[Items from a dataset]

——

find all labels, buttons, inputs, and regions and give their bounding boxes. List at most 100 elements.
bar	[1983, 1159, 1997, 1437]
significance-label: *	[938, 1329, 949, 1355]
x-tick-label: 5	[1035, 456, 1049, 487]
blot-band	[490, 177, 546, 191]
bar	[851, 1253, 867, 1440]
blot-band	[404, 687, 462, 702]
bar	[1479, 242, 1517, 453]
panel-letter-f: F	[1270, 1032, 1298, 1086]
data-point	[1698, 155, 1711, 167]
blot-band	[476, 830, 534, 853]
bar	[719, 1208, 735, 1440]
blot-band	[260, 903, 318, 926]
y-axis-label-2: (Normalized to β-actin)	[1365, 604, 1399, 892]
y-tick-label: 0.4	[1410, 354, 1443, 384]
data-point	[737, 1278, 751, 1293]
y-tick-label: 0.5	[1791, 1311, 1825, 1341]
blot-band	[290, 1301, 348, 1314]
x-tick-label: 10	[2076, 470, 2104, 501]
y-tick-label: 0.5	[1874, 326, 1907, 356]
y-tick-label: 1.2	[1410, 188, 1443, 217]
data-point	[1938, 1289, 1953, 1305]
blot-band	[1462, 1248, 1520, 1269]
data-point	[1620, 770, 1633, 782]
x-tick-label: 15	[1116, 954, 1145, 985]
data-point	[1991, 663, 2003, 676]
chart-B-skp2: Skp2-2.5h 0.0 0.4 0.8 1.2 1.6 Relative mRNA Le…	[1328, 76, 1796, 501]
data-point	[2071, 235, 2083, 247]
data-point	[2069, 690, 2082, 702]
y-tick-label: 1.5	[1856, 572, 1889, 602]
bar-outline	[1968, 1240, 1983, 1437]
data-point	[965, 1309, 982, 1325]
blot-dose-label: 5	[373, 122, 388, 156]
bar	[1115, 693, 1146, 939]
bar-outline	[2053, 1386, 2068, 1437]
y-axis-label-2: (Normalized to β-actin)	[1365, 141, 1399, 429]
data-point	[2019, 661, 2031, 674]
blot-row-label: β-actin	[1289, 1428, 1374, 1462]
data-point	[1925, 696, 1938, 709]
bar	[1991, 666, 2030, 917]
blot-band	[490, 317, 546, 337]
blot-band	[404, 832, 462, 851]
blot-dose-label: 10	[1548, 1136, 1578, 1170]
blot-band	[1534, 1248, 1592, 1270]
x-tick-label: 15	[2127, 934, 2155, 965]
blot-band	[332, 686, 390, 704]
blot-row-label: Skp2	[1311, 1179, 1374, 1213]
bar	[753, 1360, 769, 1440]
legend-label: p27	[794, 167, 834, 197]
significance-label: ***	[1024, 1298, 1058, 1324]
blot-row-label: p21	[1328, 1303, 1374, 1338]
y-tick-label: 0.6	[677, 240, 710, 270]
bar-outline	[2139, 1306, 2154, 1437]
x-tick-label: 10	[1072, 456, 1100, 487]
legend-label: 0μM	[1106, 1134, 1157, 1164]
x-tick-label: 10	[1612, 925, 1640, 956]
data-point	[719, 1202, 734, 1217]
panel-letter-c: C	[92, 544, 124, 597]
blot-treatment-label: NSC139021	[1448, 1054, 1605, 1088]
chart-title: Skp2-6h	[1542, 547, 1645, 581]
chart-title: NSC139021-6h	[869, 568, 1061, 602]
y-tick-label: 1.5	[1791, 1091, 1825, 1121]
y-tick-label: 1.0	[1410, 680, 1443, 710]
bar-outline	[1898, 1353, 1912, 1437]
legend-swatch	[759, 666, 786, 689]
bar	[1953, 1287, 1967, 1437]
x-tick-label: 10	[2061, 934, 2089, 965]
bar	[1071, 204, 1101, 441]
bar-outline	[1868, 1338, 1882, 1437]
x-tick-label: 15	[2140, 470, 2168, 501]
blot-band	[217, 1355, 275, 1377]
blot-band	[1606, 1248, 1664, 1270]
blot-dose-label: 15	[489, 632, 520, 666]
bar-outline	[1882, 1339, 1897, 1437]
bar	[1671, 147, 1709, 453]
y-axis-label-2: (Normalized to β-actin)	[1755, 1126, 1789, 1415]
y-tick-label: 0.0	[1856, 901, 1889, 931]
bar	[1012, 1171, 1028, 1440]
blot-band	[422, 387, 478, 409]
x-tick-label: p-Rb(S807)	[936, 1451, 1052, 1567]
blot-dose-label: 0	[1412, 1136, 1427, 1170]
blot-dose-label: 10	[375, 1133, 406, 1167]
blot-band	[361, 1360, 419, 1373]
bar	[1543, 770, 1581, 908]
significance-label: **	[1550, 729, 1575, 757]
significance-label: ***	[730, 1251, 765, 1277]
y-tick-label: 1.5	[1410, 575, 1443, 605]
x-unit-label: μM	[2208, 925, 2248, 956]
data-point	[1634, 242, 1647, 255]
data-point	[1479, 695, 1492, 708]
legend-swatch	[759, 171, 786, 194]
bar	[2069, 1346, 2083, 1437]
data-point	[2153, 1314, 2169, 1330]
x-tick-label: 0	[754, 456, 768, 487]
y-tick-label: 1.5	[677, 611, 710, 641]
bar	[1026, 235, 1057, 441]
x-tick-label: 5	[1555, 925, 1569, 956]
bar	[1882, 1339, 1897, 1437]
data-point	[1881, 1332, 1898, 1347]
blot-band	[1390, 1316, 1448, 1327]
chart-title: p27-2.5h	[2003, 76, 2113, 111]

——

Return the records given above in their entirety, word for word.

### Task answer
find all labels, buttons, inputs, and regions and give their bounding boxes. List at most 100 elements.
bar	[1983, 1159, 1997, 1437]
significance-label: *	[938, 1329, 949, 1355]
x-tick-label: 5	[1035, 456, 1049, 487]
blot-band	[490, 177, 546, 191]
bar	[851, 1253, 867, 1440]
blot-band	[404, 687, 462, 702]
bar	[1479, 242, 1517, 453]
panel-letter-f: F	[1270, 1032, 1298, 1086]
data-point	[1698, 155, 1711, 167]
blot-band	[476, 830, 534, 853]
bar	[719, 1208, 735, 1440]
blot-band	[260, 903, 318, 926]
y-axis-label-2: (Normalized to β-actin)	[1365, 604, 1399, 892]
y-tick-label: 0.4	[1410, 354, 1443, 384]
data-point	[737, 1278, 751, 1293]
y-tick-label: 0.5	[1791, 1311, 1825, 1341]
blot-band	[290, 1301, 348, 1314]
x-tick-label: 10	[2076, 470, 2104, 501]
y-tick-label: 0.5	[1874, 326, 1907, 356]
y-tick-label: 1.2	[1410, 188, 1443, 217]
data-point	[1938, 1289, 1953, 1305]
blot-band	[1462, 1248, 1520, 1269]
data-point	[1620, 770, 1633, 782]
x-tick-label: 15	[1116, 954, 1145, 985]
data-point	[1991, 663, 2003, 676]
chart-B-skp2: Skp2-2.5h 0.0 0.4 0.8 1.2 1.6 Relative mRNA Le…	[1328, 76, 1796, 501]
data-point	[2071, 235, 2083, 247]
data-point	[2069, 690, 2082, 702]
y-tick-label: 1.5	[1856, 572, 1889, 602]
bar-outline	[1968, 1240, 1983, 1437]
data-point	[965, 1309, 982, 1325]
blot-dose-label: 5	[373, 122, 388, 156]
bar	[1115, 693, 1146, 939]
bar-outline	[2053, 1386, 2068, 1437]
y-axis-label-2: (Normalized to β-actin)	[1365, 141, 1399, 429]
data-point	[2019, 661, 2031, 674]
blot-row-label: β-actin	[1289, 1428, 1374, 1462]
data-point	[1925, 696, 1938, 709]
bar	[1991, 666, 2030, 917]
blot-band	[490, 317, 546, 337]
blot-band	[404, 832, 462, 851]
blot-dose-label: 10	[1548, 1136, 1578, 1170]
blot-band	[1534, 1248, 1592, 1270]
x-tick-label: 15	[2127, 934, 2155, 965]
blot-band	[332, 686, 390, 704]
blot-row-label: Skp2	[1311, 1179, 1374, 1213]
bar	[753, 1360, 769, 1440]
legend-label: p27	[794, 167, 834, 197]
significance-label: ***	[1024, 1298, 1058, 1324]
blot-row-label: p21	[1328, 1303, 1374, 1338]
y-tick-label: 0.6	[677, 240, 710, 270]
bar-outline	[2139, 1306, 2154, 1437]
x-tick-label: 10	[1072, 456, 1100, 487]
legend-label: 0μM	[1106, 1134, 1157, 1164]
x-tick-label: 10	[1612, 925, 1640, 956]
data-point	[719, 1202, 734, 1217]
panel-letter-c: C	[92, 544, 124, 597]
blot-treatment-label: NSC139021	[1448, 1054, 1605, 1088]
chart-title: Skp2-6h	[1542, 547, 1645, 581]
chart-title: NSC139021-6h	[869, 568, 1061, 602]
y-tick-label: 1.5	[1791, 1091, 1825, 1121]
y-tick-label: 1.0	[1410, 680, 1443, 710]
bar-outline	[1898, 1353, 1912, 1437]
legend-swatch	[759, 666, 786, 689]
bar	[1953, 1287, 1967, 1437]
x-tick-label: 10	[2061, 934, 2089, 965]
bar	[1071, 204, 1101, 441]
bar-outline	[1868, 1338, 1882, 1437]
x-tick-label: 15	[2140, 470, 2168, 501]
blot-band	[217, 1355, 275, 1377]
blot-band	[1606, 1248, 1664, 1270]
blot-dose-label: 15	[489, 632, 520, 666]
bar-outline	[1882, 1339, 1897, 1437]
bar	[1671, 147, 1709, 453]
y-axis-label-2: (Normalized to β-actin)	[1755, 1126, 1789, 1415]
y-tick-label: 0.0	[1856, 901, 1889, 931]
bar	[1012, 1171, 1028, 1440]
blot-band	[422, 387, 478, 409]
x-tick-label: p-Rb(S807)	[936, 1451, 1052, 1567]
blot-dose-label: 0	[1412, 1136, 1427, 1170]
blot-dose-label: 10	[375, 1133, 406, 1167]
blot-band	[361, 1360, 419, 1373]
bar	[1543, 770, 1581, 908]
significance-label: **	[1550, 729, 1575, 757]
significance-label: ***	[730, 1251, 765, 1277]
y-tick-label: 1.5	[1410, 575, 1443, 605]
x-unit-label: μM	[2208, 925, 2248, 956]
data-point	[1634, 242, 1647, 255]
data-point	[1479, 695, 1492, 708]
legend-swatch	[759, 171, 786, 194]
bar	[2069, 1346, 2083, 1437]
data-point	[2153, 1314, 2169, 1330]
x-tick-label: 0	[754, 456, 768, 487]
y-tick-label: 1.5	[677, 611, 710, 641]
bar	[1026, 235, 1057, 441]
x-tick-label: 5	[1555, 925, 1569, 956]
bar	[1882, 1339, 1897, 1437]
data-point	[1881, 1332, 1898, 1347]
blot-band	[1390, 1316, 1448, 1327]
chart-title: p27-2.5h	[2003, 76, 2113, 111]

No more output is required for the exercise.